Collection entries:
◆ ◆ ◆ ◆ ◆ ◆ ◆
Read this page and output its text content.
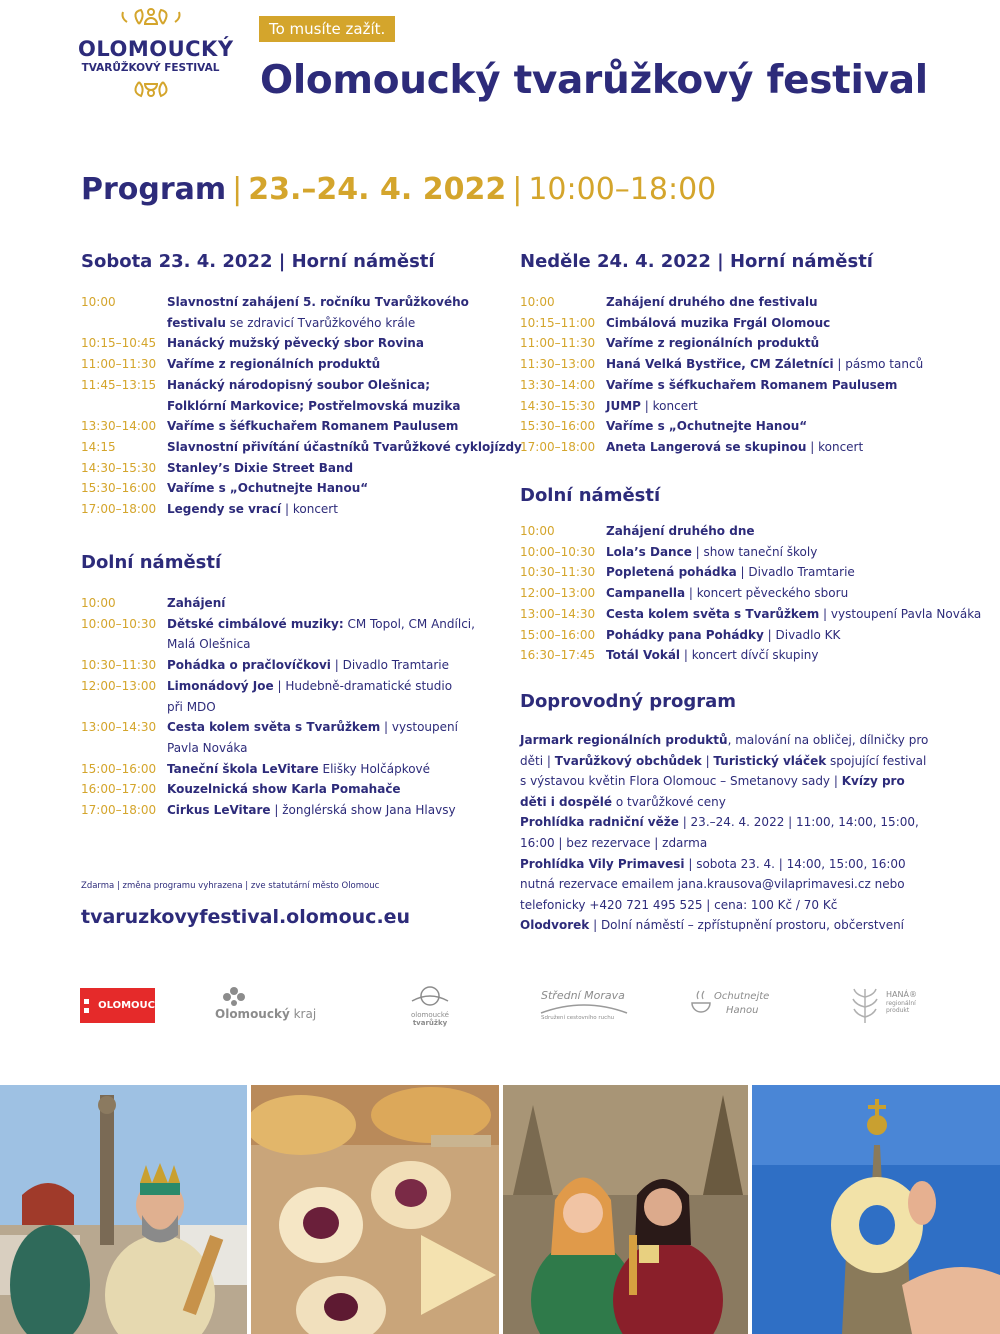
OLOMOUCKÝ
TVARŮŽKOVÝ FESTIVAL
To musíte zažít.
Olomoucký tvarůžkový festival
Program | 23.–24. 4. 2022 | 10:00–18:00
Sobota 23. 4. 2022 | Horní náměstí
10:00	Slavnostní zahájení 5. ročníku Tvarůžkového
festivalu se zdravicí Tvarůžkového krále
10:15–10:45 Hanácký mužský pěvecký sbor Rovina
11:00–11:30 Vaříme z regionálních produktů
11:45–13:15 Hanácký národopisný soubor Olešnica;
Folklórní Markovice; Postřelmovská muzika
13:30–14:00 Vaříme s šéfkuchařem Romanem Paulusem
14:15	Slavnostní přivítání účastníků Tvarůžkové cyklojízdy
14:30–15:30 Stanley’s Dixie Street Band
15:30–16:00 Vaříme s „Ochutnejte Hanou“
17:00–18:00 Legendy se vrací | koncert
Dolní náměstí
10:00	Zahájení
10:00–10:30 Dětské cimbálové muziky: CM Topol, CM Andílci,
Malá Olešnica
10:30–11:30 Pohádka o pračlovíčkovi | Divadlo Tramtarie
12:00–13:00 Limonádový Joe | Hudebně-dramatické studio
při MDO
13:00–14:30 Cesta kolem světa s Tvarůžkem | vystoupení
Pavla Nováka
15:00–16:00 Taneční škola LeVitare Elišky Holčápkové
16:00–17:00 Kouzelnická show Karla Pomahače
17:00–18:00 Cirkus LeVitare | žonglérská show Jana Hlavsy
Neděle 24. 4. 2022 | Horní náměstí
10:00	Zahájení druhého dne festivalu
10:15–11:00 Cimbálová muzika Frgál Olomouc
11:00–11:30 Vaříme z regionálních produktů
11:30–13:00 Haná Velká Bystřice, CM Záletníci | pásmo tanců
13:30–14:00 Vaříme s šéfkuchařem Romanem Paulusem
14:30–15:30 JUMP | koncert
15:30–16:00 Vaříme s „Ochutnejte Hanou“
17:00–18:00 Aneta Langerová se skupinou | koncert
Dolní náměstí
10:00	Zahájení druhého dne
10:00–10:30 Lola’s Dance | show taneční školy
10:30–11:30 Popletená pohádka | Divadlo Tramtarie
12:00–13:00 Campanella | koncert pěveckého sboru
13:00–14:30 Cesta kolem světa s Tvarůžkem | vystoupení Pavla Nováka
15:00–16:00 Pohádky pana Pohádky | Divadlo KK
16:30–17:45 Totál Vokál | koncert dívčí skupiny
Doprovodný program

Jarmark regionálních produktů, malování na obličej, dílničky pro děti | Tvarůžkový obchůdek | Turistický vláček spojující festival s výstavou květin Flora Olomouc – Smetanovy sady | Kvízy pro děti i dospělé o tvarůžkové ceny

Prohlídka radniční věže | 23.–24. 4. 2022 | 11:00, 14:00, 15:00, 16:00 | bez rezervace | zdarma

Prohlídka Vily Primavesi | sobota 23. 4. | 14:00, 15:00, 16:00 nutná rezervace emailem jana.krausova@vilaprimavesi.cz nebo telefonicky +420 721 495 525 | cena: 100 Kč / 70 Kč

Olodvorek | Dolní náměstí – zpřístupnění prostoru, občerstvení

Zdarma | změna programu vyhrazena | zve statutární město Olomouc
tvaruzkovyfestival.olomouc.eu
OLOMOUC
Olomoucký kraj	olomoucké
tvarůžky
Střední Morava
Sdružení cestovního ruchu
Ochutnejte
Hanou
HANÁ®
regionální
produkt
◆ ◆ ◆ ◆ ◆ ◆ ◆
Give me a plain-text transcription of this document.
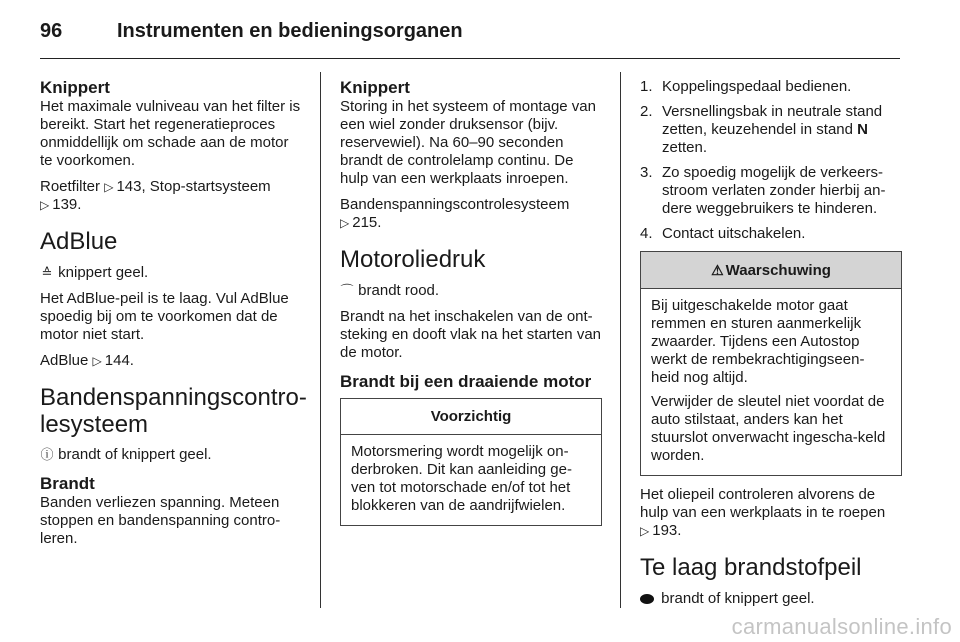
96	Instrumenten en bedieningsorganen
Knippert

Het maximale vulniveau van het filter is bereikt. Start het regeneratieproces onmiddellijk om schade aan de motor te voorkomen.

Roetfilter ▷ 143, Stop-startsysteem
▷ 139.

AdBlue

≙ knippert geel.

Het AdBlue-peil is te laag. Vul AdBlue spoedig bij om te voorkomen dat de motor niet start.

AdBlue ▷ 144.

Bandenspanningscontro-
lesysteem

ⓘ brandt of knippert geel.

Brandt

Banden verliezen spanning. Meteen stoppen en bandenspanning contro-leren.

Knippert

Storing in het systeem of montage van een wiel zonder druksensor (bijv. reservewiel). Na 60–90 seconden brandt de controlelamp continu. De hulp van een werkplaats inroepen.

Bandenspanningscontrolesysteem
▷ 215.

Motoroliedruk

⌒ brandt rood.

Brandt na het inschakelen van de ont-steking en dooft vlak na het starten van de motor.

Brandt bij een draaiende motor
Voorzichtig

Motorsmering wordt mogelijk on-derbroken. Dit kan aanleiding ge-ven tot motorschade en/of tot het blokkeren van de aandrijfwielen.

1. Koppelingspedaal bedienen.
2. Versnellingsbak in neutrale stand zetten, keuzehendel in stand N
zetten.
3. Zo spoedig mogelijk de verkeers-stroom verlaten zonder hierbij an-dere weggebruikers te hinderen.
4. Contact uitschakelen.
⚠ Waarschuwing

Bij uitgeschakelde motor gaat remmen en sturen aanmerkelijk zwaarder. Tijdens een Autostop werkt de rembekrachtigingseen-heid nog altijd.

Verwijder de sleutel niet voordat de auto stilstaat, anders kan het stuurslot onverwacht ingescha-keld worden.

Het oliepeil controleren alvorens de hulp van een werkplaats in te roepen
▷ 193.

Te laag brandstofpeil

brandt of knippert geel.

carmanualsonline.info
◆ ◆ ◆ ◆ ◆ ◆ ◆
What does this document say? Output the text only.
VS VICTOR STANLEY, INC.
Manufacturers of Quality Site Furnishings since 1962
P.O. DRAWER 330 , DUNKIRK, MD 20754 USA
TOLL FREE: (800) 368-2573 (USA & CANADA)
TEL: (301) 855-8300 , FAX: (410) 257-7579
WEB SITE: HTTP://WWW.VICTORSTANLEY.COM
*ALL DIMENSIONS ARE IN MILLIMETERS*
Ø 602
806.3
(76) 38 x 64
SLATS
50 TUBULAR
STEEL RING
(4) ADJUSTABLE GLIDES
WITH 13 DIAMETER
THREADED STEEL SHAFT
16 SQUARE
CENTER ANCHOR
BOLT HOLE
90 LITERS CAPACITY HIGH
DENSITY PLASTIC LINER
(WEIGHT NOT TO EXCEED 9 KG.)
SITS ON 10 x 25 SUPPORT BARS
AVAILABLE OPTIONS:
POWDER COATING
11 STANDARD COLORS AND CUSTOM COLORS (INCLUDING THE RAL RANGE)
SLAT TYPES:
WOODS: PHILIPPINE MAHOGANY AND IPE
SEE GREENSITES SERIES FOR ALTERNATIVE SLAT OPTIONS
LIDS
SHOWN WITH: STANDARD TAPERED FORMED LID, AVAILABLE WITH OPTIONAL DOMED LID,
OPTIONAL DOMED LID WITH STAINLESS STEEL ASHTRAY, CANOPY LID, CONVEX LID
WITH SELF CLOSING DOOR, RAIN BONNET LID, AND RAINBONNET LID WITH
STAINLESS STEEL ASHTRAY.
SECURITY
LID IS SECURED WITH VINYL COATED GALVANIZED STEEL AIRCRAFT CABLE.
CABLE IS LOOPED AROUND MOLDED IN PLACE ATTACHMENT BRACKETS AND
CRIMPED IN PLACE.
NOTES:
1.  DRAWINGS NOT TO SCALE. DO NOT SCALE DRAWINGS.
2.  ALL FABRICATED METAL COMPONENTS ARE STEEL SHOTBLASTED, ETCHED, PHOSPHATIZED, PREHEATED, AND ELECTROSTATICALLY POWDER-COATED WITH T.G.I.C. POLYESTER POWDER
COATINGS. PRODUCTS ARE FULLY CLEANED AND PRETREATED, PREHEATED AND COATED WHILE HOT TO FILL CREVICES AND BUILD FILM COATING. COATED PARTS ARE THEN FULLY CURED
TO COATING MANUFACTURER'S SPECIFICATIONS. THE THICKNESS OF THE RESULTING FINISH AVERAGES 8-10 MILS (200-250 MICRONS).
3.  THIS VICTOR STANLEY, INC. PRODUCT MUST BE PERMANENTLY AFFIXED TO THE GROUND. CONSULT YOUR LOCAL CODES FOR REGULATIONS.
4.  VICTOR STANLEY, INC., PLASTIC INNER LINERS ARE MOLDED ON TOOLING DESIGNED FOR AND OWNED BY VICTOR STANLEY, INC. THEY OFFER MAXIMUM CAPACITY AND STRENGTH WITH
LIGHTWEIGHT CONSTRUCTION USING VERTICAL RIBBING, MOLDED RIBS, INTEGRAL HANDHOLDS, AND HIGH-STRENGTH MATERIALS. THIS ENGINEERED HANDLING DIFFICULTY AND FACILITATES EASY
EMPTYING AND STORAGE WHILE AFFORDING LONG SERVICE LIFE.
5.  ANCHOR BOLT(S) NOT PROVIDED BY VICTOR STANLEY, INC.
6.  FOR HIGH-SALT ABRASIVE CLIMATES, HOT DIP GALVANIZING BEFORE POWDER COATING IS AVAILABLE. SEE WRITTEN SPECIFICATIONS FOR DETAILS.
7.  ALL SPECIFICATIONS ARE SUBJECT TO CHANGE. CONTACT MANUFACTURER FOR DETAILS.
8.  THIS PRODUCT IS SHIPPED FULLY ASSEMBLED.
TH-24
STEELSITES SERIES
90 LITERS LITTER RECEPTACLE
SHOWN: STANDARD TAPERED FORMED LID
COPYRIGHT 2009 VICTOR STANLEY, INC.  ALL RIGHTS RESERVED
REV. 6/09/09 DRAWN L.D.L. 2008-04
◆ ◆ ◆ ◆ ◆ ◆ ◆
- [WRITTEN EXERCISE] Locate the string "Cesta" in the listing above and copy every line where it occurs.

- [RESULT]
13:00–14:30 Cesta kolem světa s Tvarůžkem | vystoupení
13:00–14:30 Cesta kolem světa s Tvarůžkem | vystoupení Pavla Nováka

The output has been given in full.